* Start Entries shown *

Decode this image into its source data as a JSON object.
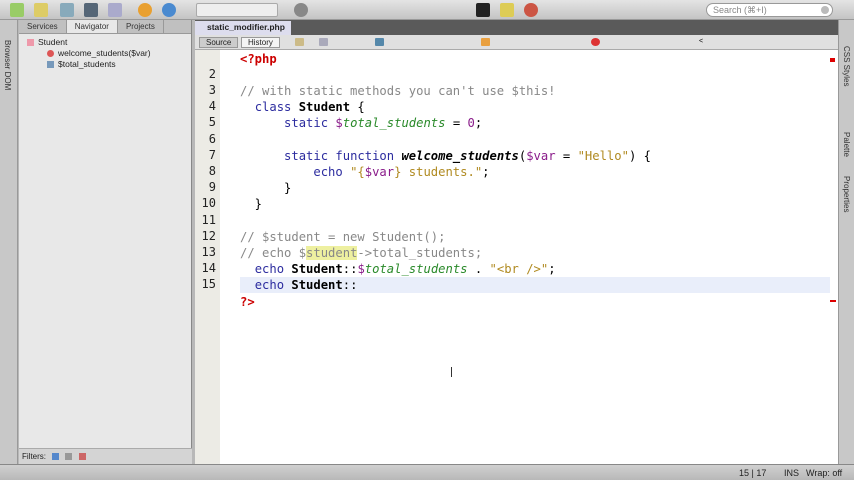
{
  "toolbar": {
    "search_placeholder": "Search (⌘+I)"
  },
  "left_strip": {
    "label": "Browser DOM"
  },
  "left_panel": {
    "tabs": [
      "Services",
      "Navigator",
      "Projects"
    ],
    "tree": {
      "root": "Student",
      "children": [
        "welcome_students($var)",
        "$total_students"
      ]
    },
    "filters_label": "Filters:"
  },
  "editor": {
    "file_tab": "static_modifier.php",
    "source_label": "Source",
    "history_label": "History",
    "lines": [
      {
        "n": "",
        "tokens": [
          [
            "tag",
            "<?php"
          ]
        ]
      },
      {
        "n": "2",
        "tokens": []
      },
      {
        "n": "3",
        "tokens": [
          [
            "cm",
            "// with static methods you can't use $this!"
          ]
        ]
      },
      {
        "n": "4",
        "tokens": [
          [
            "pl",
            "  "
          ],
          [
            "kw",
            "class "
          ],
          [
            "cls",
            "Student"
          ],
          [
            "pl",
            " {"
          ]
        ]
      },
      {
        "n": "5",
        "tokens": [
          [
            "pl",
            "      "
          ],
          [
            "kw",
            "static "
          ],
          [
            "var",
            "$"
          ],
          [
            "fld",
            "total_students"
          ],
          [
            "pl",
            " = "
          ],
          [
            "num",
            "0"
          ],
          [
            "pl",
            ";"
          ]
        ]
      },
      {
        "n": "6",
        "tokens": []
      },
      {
        "n": "7",
        "tokens": [
          [
            "pl",
            "      "
          ],
          [
            "kw",
            "static function "
          ],
          [
            "fn",
            "welcome_students"
          ],
          [
            "pl",
            "("
          ],
          [
            "var",
            "$var"
          ],
          [
            "pl",
            " = "
          ],
          [
            "str",
            "\"Hello\""
          ],
          [
            "pl",
            ") {"
          ]
        ]
      },
      {
        "n": "8",
        "tokens": [
          [
            "pl",
            "          "
          ],
          [
            "kw",
            "echo "
          ],
          [
            "str",
            "\"{"
          ],
          [
            "var",
            "$var"
          ],
          [
            "str",
            "} students.\""
          ],
          [
            "pl",
            ";"
          ]
        ]
      },
      {
        "n": "9",
        "tokens": [
          [
            "pl",
            "      }"
          ]
        ]
      },
      {
        "n": "10",
        "tokens": [
          [
            "pl",
            "  }"
          ]
        ]
      },
      {
        "n": "11",
        "tokens": []
      },
      {
        "n": "12",
        "tokens": [
          [
            "cm",
            "// $student = new Student();"
          ]
        ]
      },
      {
        "n": "13",
        "tokens": [
          [
            "cm",
            "// echo $"
          ],
          [
            "hl",
            "student"
          ],
          [
            "cm",
            "->total_students;"
          ]
        ]
      },
      {
        "n": "14",
        "tokens": [
          [
            "pl",
            "  "
          ],
          [
            "kw",
            "echo "
          ],
          [
            "cls",
            "Student"
          ],
          [
            "pl",
            "::"
          ],
          [
            "var",
            "$"
          ],
          [
            "fld",
            "total_students"
          ],
          [
            "pl",
            " . "
          ],
          [
            "str",
            "\"<br />\""
          ],
          [
            "pl",
            ";"
          ]
        ]
      },
      {
        "n": "15",
        "tokens": [
          [
            "pl",
            "  "
          ],
          [
            "kw",
            "echo "
          ],
          [
            "cls",
            "Student"
          ],
          [
            "pl",
            "::"
          ]
        ]
      },
      {
        "n": "",
        "tokens": [
          [
            "tag",
            "?>"
          ]
        ]
      }
    ]
  },
  "right_strip": {
    "labels": [
      "CSS Styles",
      "Palette",
      "Properties"
    ]
  },
  "status": {
    "position": "15 | 17",
    "mode": "INS",
    "wrap": "Wrap: off"
  }
}
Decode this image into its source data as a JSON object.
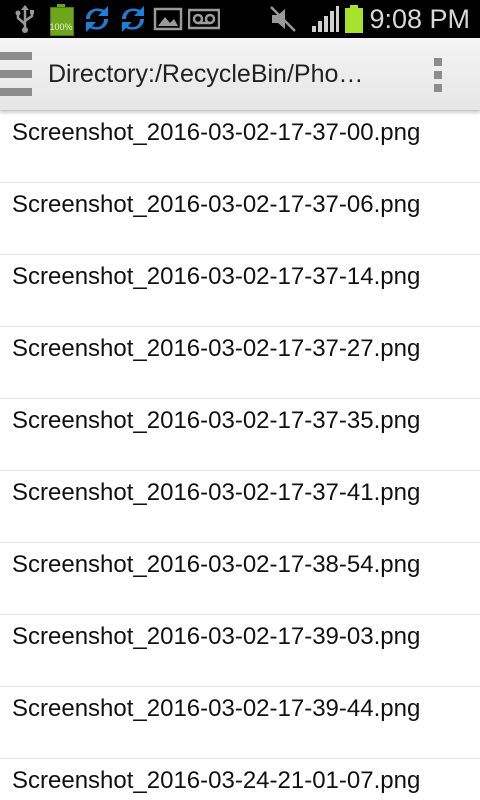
{
  "status_bar": {
    "battery_small_label": "100%",
    "time": "9:08 PM",
    "colors": {
      "background": "#000000",
      "battery": "#a6e22e",
      "accent_icon": "#1e88e5"
    },
    "icons": [
      "usb-icon",
      "battery-small-icon",
      "sync-icon",
      "sync-icon",
      "image-icon",
      "voicemail-icon",
      "mute-icon",
      "signal-icon",
      "battery-icon"
    ]
  },
  "app_bar": {
    "title": "Directory:/RecycleBin/Pho…",
    "icons": [
      "hamburger-menu-icon",
      "overflow-menu-icon"
    ]
  },
  "files": [
    {
      "name": "Screenshot_2016-03-02-17-37-00.png"
    },
    {
      "name": "Screenshot_2016-03-02-17-37-06.png"
    },
    {
      "name": "Screenshot_2016-03-02-17-37-14.png"
    },
    {
      "name": "Screenshot_2016-03-02-17-37-27.png"
    },
    {
      "name": "Screenshot_2016-03-02-17-37-35.png"
    },
    {
      "name": "Screenshot_2016-03-02-17-37-41.png"
    },
    {
      "name": "Screenshot_2016-03-02-17-38-54.png"
    },
    {
      "name": "Screenshot_2016-03-02-17-39-03.png"
    },
    {
      "name": "Screenshot_2016-03-02-17-39-44.png"
    },
    {
      "name": "Screenshot_2016-03-24-21-01-07.png"
    }
  ]
}
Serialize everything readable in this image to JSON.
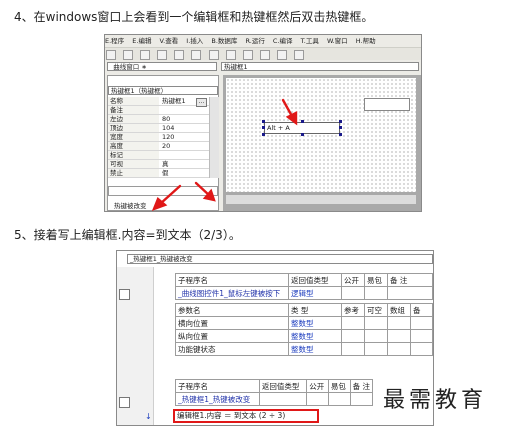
{
  "step4": {
    "text": "4、在windows窗口上会看到一个编辑框和热键框然后双击热键框。"
  },
  "step5": {
    "text": "5、接着写上编辑框.内容=到文本（2/3）。"
  },
  "ide1": {
    "menu": [
      "E.程序",
      "E.编辑",
      "V.查看",
      "I.插入",
      "B.数据库",
      "R.运行",
      "C.编译",
      "T.工具",
      "W.窗口",
      "H.帮助"
    ],
    "left_combo": "_曲线窗口 ∗",
    "right_combo": "热键框1",
    "prop_title_combo": "热键框1（热键框）",
    "properties": [
      {
        "key": "名称",
        "value": "热键框1"
      },
      {
        "key": "备注",
        "value": ""
      },
      {
        "key": "左边",
        "value": "80"
      },
      {
        "key": "顶边",
        "value": "104"
      },
      {
        "key": "宽度",
        "value": "120"
      },
      {
        "key": "高度",
        "value": "20"
      },
      {
        "key": "标记",
        "value": ""
      },
      {
        "key": "可视",
        "value": "真"
      },
      {
        "key": "禁止",
        "value": "假"
      }
    ],
    "status_text": "热键被改变",
    "hotkey_text": "Alt + A"
  },
  "ide2": {
    "combo_text": "_热键框1_热键被改变",
    "table1": {
      "header": [
        "子程序名",
        "返回值类型",
        "公开",
        "易包",
        "备 注"
      ],
      "row1": [
        "_曲线图控件1_鼠标左键被按下",
        "逻辑型"
      ],
      "param_header": [
        "参数名",
        "类 型",
        "参考",
        "可空",
        "数组",
        "备"
      ],
      "params": [
        {
          "name": "横向位置",
          "type": "整数型"
        },
        {
          "name": "纵向位置",
          "type": "整数型"
        },
        {
          "name": "功能键状态",
          "type": "整数型"
        }
      ]
    },
    "table2": {
      "header": [
        "子程序名",
        "返回值类型",
        "公开",
        "易包",
        "备 注"
      ],
      "row1": "_热键框1_热键被改变"
    },
    "code_line": "编辑框1.内容 ＝ 到文本 (2 ÷ 3)"
  },
  "watermark": "最需教育"
}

* End Entries shown *

▸ **Goal**: Excluding the pictures, restate the records above word for word.

▸ **Exercise answer**:
Decode this image into its source data as a JSON object.
{
  "toolbar": {
    "search_placeholder": "Search (⌘+I)"
  },
  "left_strip": {
    "label": "Browser DOM"
  },
  "left_panel": {
    "tabs": [
      "Services",
      "Navigator",
      "Projects"
    ],
    "tree": {
      "root": "Student",
      "children": [
        "welcome_students($var)",
        "$total_students"
      ]
    },
    "filters_label": "Filters:"
  },
  "editor": {
    "file_tab": "static_modifier.php",
    "source_label": "Source",
    "history_label": "History",
    "lines": [
      {
        "n": "",
        "tokens": [
          [
            "tag",
            "<?php"
          ]
        ]
      },
      {
        "n": "2",
        "tokens": []
      },
      {
        "n": "3",
        "tokens": [
          [
            "cm",
            "// with static methods you can't use $this!"
          ]
        ]
      },
      {
        "n": "4",
        "tokens": [
          [
            "pl",
            "  "
          ],
          [
            "kw",
            "class "
          ],
          [
            "cls",
            "Student"
          ],
          [
            "pl",
            " {"
          ]
        ]
      },
      {
        "n": "5",
        "tokens": [
          [
            "pl",
            "      "
          ],
          [
            "kw",
            "static "
          ],
          [
            "var",
            "$"
          ],
          [
            "fld",
            "total_students"
          ],
          [
            "pl",
            " = "
          ],
          [
            "num",
            "0"
          ],
          [
            "pl",
            ";"
          ]
        ]
      },
      {
        "n": "6",
        "tokens": []
      },
      {
        "n": "7",
        "tokens": [
          [
            "pl",
            "      "
          ],
          [
            "kw",
            "static function "
          ],
          [
            "fn",
            "welcome_students"
          ],
          [
            "pl",
            "("
          ],
          [
            "var",
            "$var"
          ],
          [
            "pl",
            " = "
          ],
          [
            "str",
            "\"Hello\""
          ],
          [
            "pl",
            ") {"
          ]
        ]
      },
      {
        "n": "8",
        "tokens": [
          [
            "pl",
            "          "
          ],
          [
            "kw",
            "echo "
          ],
          [
            "str",
            "\"{"
          ],
          [
            "var",
            "$var"
          ],
          [
            "str",
            "} students.\""
          ],
          [
            "pl",
            ";"
          ]
        ]
      },
      {
        "n": "9",
        "tokens": [
          [
            "pl",
            "      }"
          ]
        ]
      },
      {
        "n": "10",
        "tokens": [
          [
            "pl",
            "  }"
          ]
        ]
      },
      {
        "n": "11",
        "tokens": []
      },
      {
        "n": "12",
        "tokens": [
          [
            "cm",
            "// $student = new Student();"
          ]
        ]
      },
      {
        "n": "13",
        "tokens": [
          [
            "cm",
            "// echo $"
          ],
          [
            "hl",
            "student"
          ],
          [
            "cm",
            "->total_students;"
          ]
        ]
      },
      {
        "n": "14",
        "tokens": [
          [
            "pl",
            "  "
          ],
          [
            "kw",
            "echo "
          ],
          [
            "cls",
            "Student"
          ],
          [
            "pl",
            "::"
          ],
          [
            "var",
            "$"
          ],
          [
            "fld",
            "total_students"
          ],
          [
            "pl",
            " . "
          ],
          [
            "str",
            "\"<br />\""
          ],
          [
            "pl",
            ";"
          ]
        ]
      },
      {
        "n": "15",
        "tokens": [
          [
            "pl",
            "  "
          ],
          [
            "kw",
            "echo "
          ],
          [
            "cls",
            "Student"
          ],
          [
            "pl",
            "::"
          ]
        ]
      },
      {
        "n": "",
        "tokens": [
          [
            "tag",
            "?>"
          ]
        ]
      }
    ]
  },
  "right_strip": {
    "labels": [
      "CSS Styles",
      "Palette",
      "Properties"
    ]
  },
  "status": {
    "position": "15 | 17",
    "mode": "INS",
    "wrap": "Wrap: off"
  }
}
Decode this image into its source data as a JSON object.
{
  "status_bar": {
    "battery_small_label": "100%",
    "time": "9:08 PM",
    "colors": {
      "background": "#000000",
      "battery": "#a6e22e",
      "accent_icon": "#1e88e5"
    },
    "icons": [
      "usb-icon",
      "battery-small-icon",
      "sync-icon",
      "sync-icon",
      "image-icon",
      "voicemail-icon",
      "mute-icon",
      "signal-icon",
      "battery-icon"
    ]
  },
  "app_bar": {
    "title": "Directory:/RecycleBin/Pho…",
    "icons": [
      "hamburger-menu-icon",
      "overflow-menu-icon"
    ]
  },
  "files": [
    {
      "name": "Screenshot_2016-03-02-17-37-00.png"
    },
    {
      "name": "Screenshot_2016-03-02-17-37-06.png"
    },
    {
      "name": "Screenshot_2016-03-02-17-37-14.png"
    },
    {
      "name": "Screenshot_2016-03-02-17-37-27.png"
    },
    {
      "name": "Screenshot_2016-03-02-17-37-35.png"
    },
    {
      "name": "Screenshot_2016-03-02-17-37-41.png"
    },
    {
      "name": "Screenshot_2016-03-02-17-38-54.png"
    },
    {
      "name": "Screenshot_2016-03-02-17-39-03.png"
    },
    {
      "name": "Screenshot_2016-03-02-17-39-44.png"
    },
    {
      "name": "Screenshot_2016-03-24-21-01-07.png"
    }
  ]
}
Serialize everything readable in this image to JSON.
{
  "step4": {
    "text": "4、在windows窗口上会看到一个编辑框和热键框然后双击热键框。"
  },
  "step5": {
    "text": "5、接着写上编辑框.内容=到文本（2/3）。"
  },
  "ide1": {
    "menu": [
      "E.程序",
      "E.编辑",
      "V.查看",
      "I.插入",
      "B.数据库",
      "R.运行",
      "C.编译",
      "T.工具",
      "W.窗口",
      "H.帮助"
    ],
    "left_combo": "_曲线窗口 ∗",
    "right_combo": "热键框1",
    "prop_title_combo": "热键框1（热键框）",
    "properties": [
      {
        "key": "名称",
        "value": "热键框1"
      },
      {
        "key": "备注",
        "value": ""
      },
      {
        "key": "左边",
        "value": "80"
      },
      {
        "key": "顶边",
        "value": "104"
      },
      {
        "key": "宽度",
        "value": "120"
      },
      {
        "key": "高度",
        "value": "20"
      },
      {
        "key": "标记",
        "value": ""
      },
      {
        "key": "可视",
        "value": "真"
      },
      {
        "key": "禁止",
        "value": "假"
      }
    ],
    "status_text": "热键被改变",
    "hotkey_text": "Alt + A"
  },
  "ide2": {
    "combo_text": "_热键框1_热键被改变",
    "table1": {
      "header": [
        "子程序名",
        "返回值类型",
        "公开",
        "易包",
        "备 注"
      ],
      "row1": [
        "_曲线图控件1_鼠标左键被按下",
        "逻辑型"
      ],
      "param_header": [
        "参数名",
        "类 型",
        "参考",
        "可空",
        "数组",
        "备"
      ],
      "params": [
        {
          "name": "横向位置",
          "type": "整数型"
        },
        {
          "name": "纵向位置",
          "type": "整数型"
        },
        {
          "name": "功能键状态",
          "type": "整数型"
        }
      ]
    },
    "table2": {
      "header": [
        "子程序名",
        "返回值类型",
        "公开",
        "易包",
        "备 注"
      ],
      "row1": "_热键框1_热键被改变"
    },
    "code_line": "编辑框1.内容 ＝ 到文本 (2 ÷ 3)"
  },
  "watermark": "最需教育"
}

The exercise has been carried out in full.